Part of a data file:
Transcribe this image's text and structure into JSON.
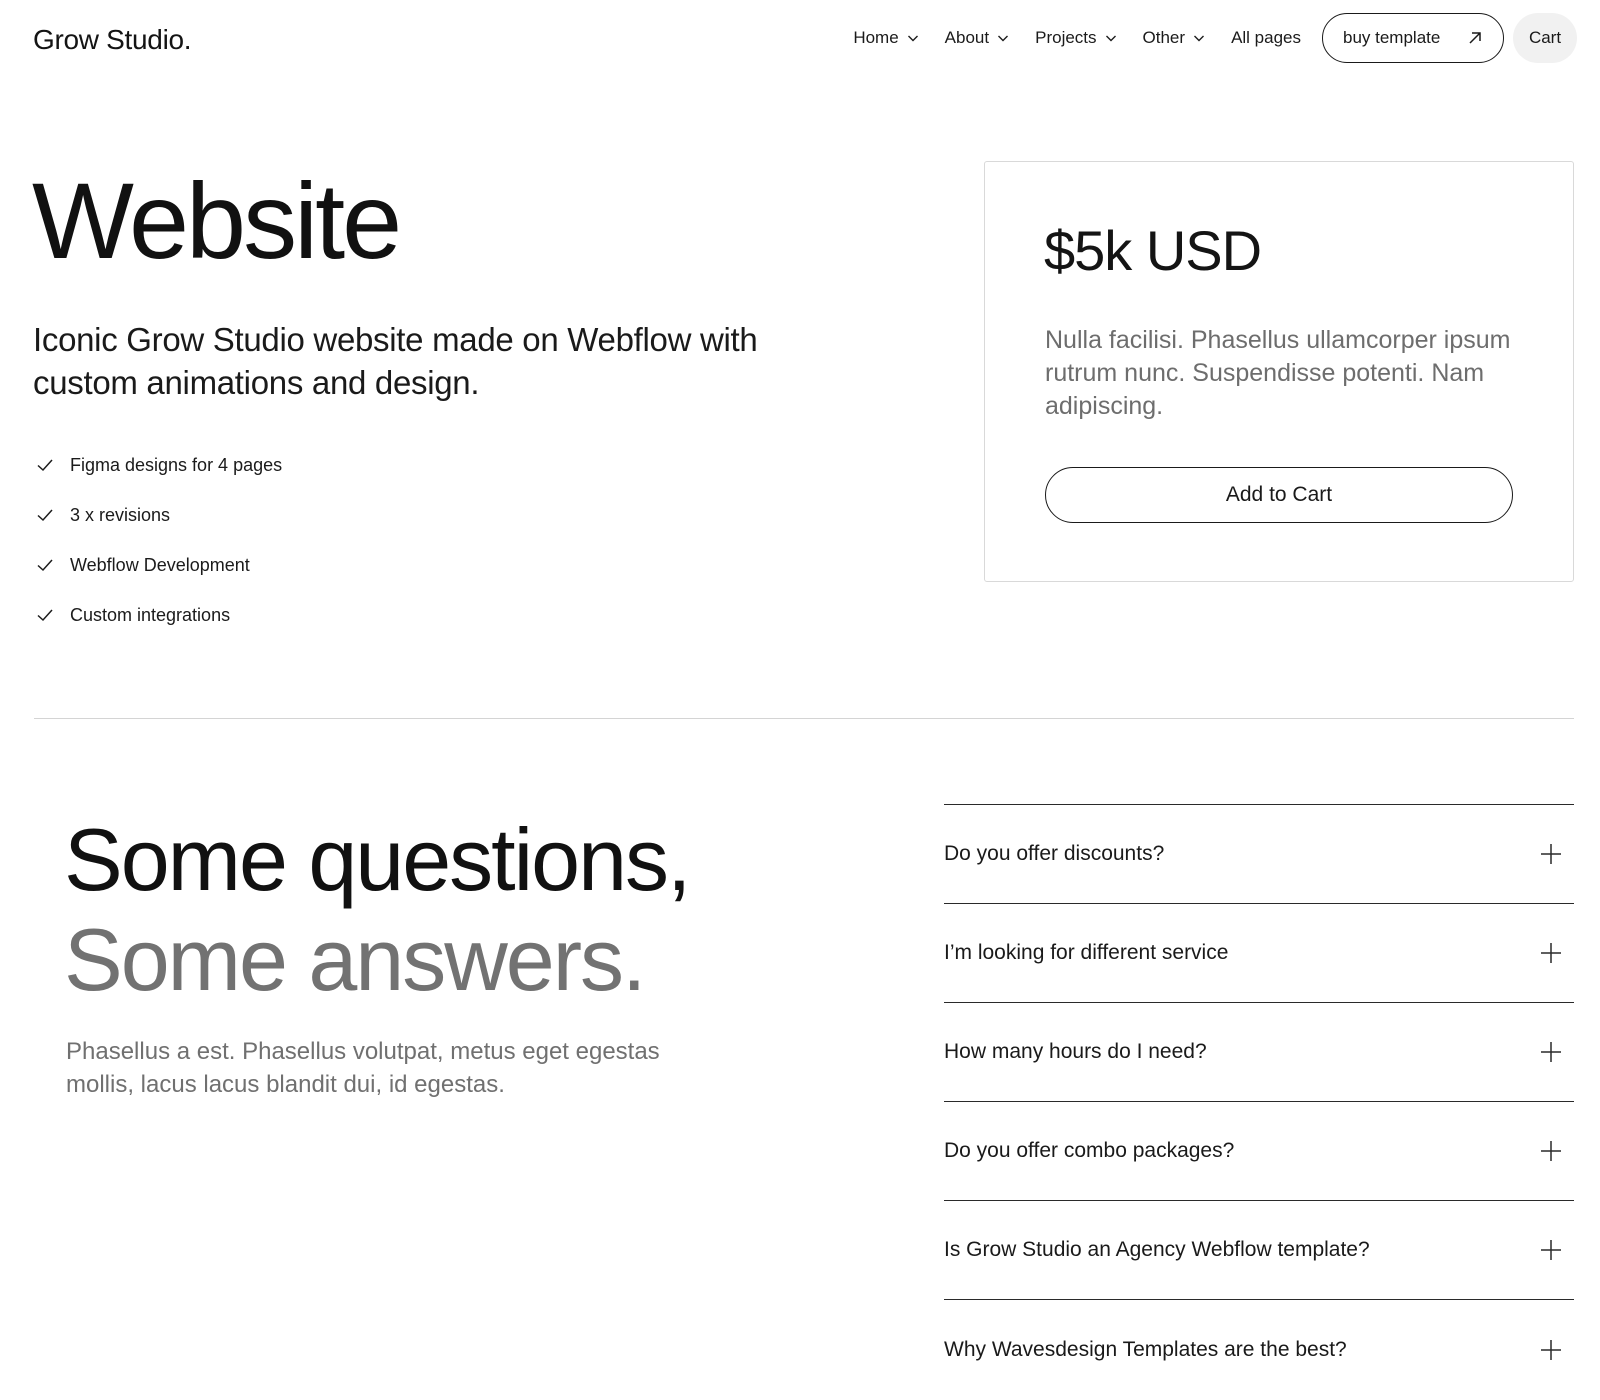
{
  "nav": {
    "brand": "Grow Studio.",
    "links": [
      {
        "label": "Home",
        "icon": "chevron-down-icon"
      },
      {
        "label": "About",
        "icon": "chevron-down-icon"
      },
      {
        "label": "Projects",
        "icon": "chevron-down-icon"
      },
      {
        "label": "Other",
        "icon": "chevron-down-icon"
      }
    ],
    "all_pages": "All pages",
    "buy_button": {
      "label": "buy template",
      "icon": "arrow-up-right-icon"
    },
    "cart_button": "Cart"
  },
  "hero": {
    "title": "Website",
    "subtitle": "Iconic Grow Studio website made on Webflow with custom animations and design.",
    "features": [
      "Figma designs for 4 pages",
      "3 x revisions",
      "Webflow Development",
      "Custom integrations"
    ],
    "feature_icon": "check-icon"
  },
  "price_card": {
    "price": "$5k USD",
    "description": "Nulla facilisi. Phasellus ullamcorper ipsum rutrum nunc. Suspendisse potenti. Nam adipiscing.",
    "button": "Add to Cart"
  },
  "faq": {
    "heading_line1": "Some questions,",
    "heading_line2": "Some answers.",
    "description": "Phasellus a est. Phasellus volutpat, metus eget egestas mollis, lacus lacus blandit dui, id egestas.",
    "toggle_icon": "plus-icon",
    "items": [
      "Do you offer discounts?",
      "I’m looking for different service",
      "How many hours do I need?",
      "Do you offer combo packages?",
      "Is Grow Studio an Agency Webflow template?",
      "Why Wavesdesign Templates are the best?"
    ]
  },
  "colors": {
    "text": "#141414",
    "muted": "#707070",
    "border": "#d9d9d9",
    "cart_bg": "#f1f1f1"
  }
}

Aim: The word "pages" appears in how many lines of the data? Answer with only the number.

Task response: 2